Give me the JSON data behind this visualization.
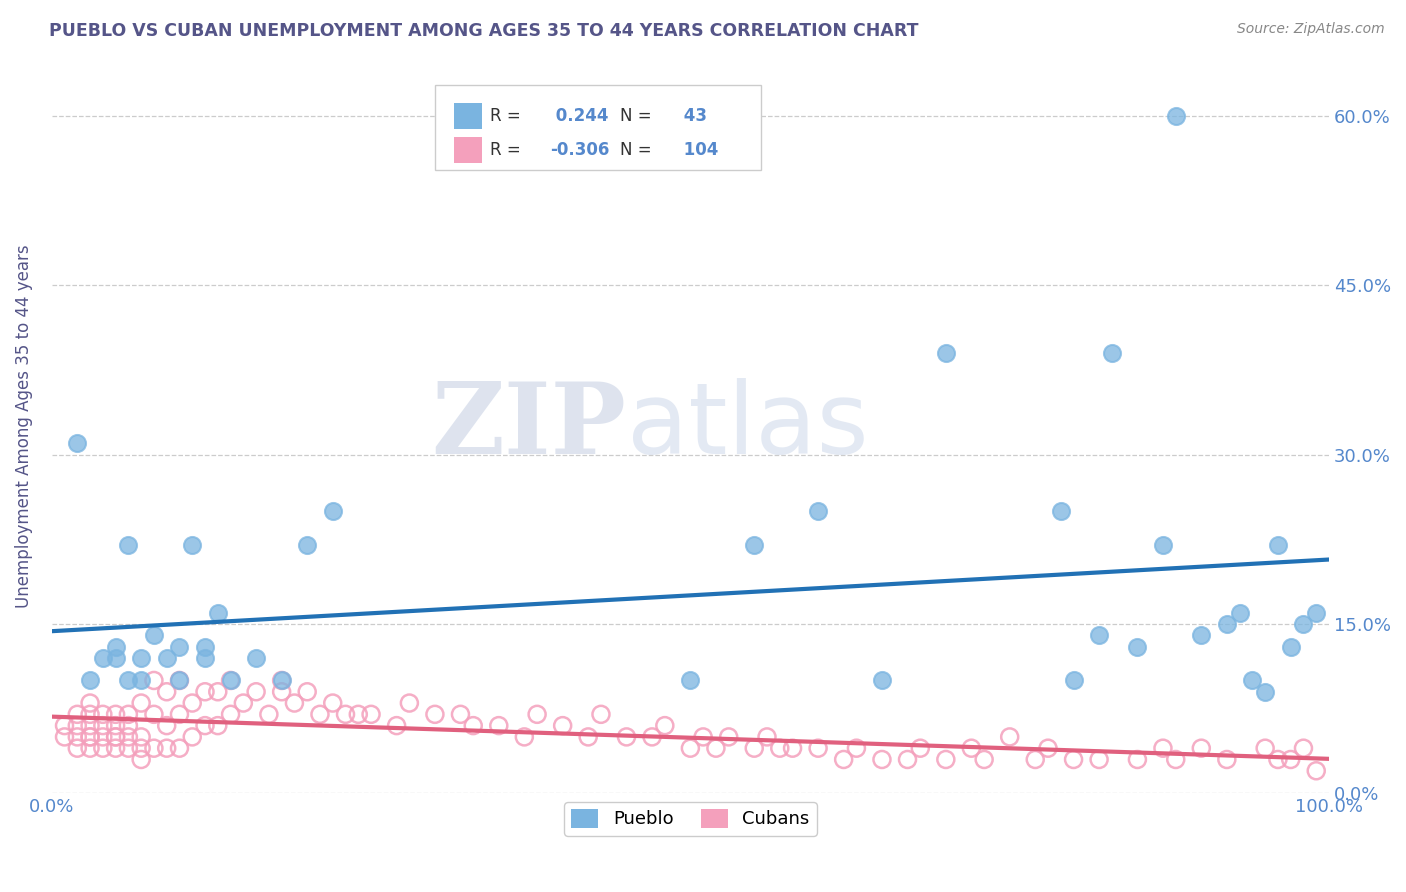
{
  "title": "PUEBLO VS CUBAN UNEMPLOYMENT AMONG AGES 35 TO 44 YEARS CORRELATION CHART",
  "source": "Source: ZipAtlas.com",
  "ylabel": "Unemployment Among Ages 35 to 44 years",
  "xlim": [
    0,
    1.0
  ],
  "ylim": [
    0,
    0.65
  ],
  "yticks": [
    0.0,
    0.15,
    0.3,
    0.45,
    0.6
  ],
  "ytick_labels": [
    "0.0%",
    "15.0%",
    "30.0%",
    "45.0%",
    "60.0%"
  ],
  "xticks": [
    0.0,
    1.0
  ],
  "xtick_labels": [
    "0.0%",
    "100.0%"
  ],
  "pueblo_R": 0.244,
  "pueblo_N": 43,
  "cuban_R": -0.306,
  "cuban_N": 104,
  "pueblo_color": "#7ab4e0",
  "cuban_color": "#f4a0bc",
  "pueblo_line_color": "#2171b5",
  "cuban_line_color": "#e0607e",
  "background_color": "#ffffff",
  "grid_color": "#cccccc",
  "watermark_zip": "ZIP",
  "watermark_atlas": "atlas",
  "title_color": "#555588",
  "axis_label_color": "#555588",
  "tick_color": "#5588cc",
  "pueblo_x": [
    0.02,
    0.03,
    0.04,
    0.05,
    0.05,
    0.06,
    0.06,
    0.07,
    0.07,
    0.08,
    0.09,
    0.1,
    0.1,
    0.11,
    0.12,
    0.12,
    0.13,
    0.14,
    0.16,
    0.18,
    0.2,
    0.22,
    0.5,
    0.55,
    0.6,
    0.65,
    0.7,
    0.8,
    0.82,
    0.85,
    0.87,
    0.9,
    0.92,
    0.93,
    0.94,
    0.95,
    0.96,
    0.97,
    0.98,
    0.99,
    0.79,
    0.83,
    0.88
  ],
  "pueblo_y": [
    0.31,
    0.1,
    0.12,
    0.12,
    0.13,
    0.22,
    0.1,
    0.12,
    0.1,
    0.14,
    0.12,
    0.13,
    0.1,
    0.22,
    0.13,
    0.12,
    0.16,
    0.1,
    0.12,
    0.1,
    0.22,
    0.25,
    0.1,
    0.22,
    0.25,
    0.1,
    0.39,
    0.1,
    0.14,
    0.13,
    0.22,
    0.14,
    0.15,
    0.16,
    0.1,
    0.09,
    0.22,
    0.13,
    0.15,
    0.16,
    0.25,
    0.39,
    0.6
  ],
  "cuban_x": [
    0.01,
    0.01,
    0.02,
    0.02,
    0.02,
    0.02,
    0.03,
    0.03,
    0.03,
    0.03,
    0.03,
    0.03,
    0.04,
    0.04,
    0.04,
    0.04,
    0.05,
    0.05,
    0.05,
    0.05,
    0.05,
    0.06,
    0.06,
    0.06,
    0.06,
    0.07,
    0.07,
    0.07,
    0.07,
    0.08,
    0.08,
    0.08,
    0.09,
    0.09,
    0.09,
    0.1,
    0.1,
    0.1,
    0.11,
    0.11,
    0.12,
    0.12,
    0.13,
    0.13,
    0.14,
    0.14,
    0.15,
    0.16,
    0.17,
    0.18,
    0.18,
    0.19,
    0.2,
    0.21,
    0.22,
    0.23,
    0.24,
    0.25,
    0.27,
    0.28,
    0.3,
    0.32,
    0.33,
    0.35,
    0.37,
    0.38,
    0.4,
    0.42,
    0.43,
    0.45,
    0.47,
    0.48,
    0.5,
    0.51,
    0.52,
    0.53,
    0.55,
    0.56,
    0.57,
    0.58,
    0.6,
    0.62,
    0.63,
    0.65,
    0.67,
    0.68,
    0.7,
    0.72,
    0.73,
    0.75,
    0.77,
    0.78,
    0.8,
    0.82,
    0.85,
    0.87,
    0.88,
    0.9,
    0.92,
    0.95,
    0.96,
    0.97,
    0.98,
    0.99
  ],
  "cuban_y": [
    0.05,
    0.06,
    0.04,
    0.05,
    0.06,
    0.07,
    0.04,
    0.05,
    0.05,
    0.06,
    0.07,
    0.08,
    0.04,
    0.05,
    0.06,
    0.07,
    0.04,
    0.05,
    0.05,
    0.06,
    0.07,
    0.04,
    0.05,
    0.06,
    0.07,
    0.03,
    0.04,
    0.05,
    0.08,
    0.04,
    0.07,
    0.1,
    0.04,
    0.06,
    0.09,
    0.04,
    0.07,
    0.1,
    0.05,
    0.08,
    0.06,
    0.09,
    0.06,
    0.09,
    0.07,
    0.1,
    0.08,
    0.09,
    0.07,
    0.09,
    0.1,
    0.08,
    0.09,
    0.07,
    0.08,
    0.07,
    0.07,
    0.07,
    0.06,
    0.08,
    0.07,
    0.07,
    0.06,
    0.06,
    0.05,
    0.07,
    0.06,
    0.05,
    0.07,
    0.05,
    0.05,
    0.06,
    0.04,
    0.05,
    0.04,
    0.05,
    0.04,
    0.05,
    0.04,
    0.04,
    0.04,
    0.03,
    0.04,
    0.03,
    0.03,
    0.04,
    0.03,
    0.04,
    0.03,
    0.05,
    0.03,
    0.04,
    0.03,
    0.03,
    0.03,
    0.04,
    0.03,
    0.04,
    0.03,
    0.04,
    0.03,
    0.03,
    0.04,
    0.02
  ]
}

===============

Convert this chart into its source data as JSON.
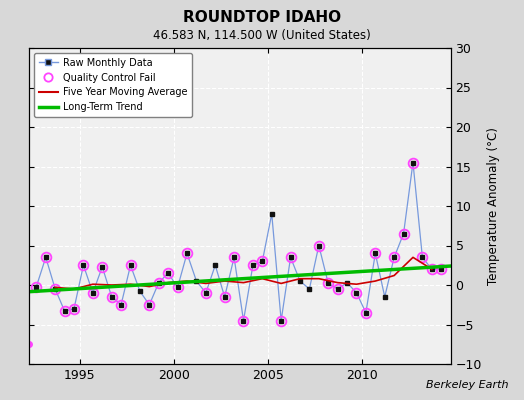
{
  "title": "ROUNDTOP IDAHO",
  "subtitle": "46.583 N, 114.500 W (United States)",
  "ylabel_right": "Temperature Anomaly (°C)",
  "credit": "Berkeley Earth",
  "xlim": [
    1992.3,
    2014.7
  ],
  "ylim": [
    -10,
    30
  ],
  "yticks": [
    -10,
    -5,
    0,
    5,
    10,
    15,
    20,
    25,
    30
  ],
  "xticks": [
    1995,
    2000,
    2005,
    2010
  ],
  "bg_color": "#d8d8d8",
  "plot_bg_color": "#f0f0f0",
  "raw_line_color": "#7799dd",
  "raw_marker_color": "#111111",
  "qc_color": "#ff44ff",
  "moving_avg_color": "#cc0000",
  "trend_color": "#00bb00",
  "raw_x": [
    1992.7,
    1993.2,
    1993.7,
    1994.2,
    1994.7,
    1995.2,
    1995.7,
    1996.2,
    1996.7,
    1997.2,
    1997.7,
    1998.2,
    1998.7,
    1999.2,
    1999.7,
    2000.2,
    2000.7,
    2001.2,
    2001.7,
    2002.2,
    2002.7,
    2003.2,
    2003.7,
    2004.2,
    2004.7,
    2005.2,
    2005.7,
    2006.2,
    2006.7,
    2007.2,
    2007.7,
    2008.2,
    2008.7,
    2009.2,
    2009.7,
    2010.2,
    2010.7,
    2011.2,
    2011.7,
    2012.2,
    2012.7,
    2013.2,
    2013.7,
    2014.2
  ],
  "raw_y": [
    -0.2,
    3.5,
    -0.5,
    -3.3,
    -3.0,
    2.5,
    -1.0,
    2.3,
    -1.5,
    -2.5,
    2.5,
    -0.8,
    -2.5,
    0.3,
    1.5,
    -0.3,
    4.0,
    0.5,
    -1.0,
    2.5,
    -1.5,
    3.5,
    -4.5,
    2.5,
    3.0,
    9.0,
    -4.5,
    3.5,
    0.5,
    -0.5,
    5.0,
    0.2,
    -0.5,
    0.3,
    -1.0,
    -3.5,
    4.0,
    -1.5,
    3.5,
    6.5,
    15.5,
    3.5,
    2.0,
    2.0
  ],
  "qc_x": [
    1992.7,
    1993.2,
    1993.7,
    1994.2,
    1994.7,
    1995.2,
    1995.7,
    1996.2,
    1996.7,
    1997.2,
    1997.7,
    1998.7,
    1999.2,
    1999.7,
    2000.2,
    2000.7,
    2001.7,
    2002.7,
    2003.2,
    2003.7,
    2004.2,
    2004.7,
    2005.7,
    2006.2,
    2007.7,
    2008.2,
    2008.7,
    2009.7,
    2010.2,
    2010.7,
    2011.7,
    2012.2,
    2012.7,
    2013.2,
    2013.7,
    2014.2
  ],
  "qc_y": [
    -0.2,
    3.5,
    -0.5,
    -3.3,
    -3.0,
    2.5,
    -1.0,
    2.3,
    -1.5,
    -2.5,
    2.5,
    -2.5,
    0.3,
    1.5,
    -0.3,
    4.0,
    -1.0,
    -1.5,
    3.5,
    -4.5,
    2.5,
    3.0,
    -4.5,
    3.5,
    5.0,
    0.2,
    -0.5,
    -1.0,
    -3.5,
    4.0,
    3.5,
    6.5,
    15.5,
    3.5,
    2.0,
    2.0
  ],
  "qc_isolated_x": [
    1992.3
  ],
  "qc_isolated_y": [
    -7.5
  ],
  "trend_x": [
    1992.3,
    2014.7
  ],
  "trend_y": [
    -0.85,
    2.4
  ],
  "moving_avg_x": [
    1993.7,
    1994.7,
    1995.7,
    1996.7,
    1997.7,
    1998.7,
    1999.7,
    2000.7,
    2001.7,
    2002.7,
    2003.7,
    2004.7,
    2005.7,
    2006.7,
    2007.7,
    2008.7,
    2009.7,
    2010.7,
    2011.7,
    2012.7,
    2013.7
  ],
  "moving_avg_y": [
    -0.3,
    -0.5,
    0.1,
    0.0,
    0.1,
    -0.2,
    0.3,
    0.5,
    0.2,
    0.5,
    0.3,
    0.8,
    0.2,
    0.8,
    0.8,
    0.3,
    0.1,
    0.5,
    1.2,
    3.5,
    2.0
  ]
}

===============

- EXERCISE AIM -
Determine the number of lines containing "data". Write only that number.

- ANSWER TO THE TASK -
2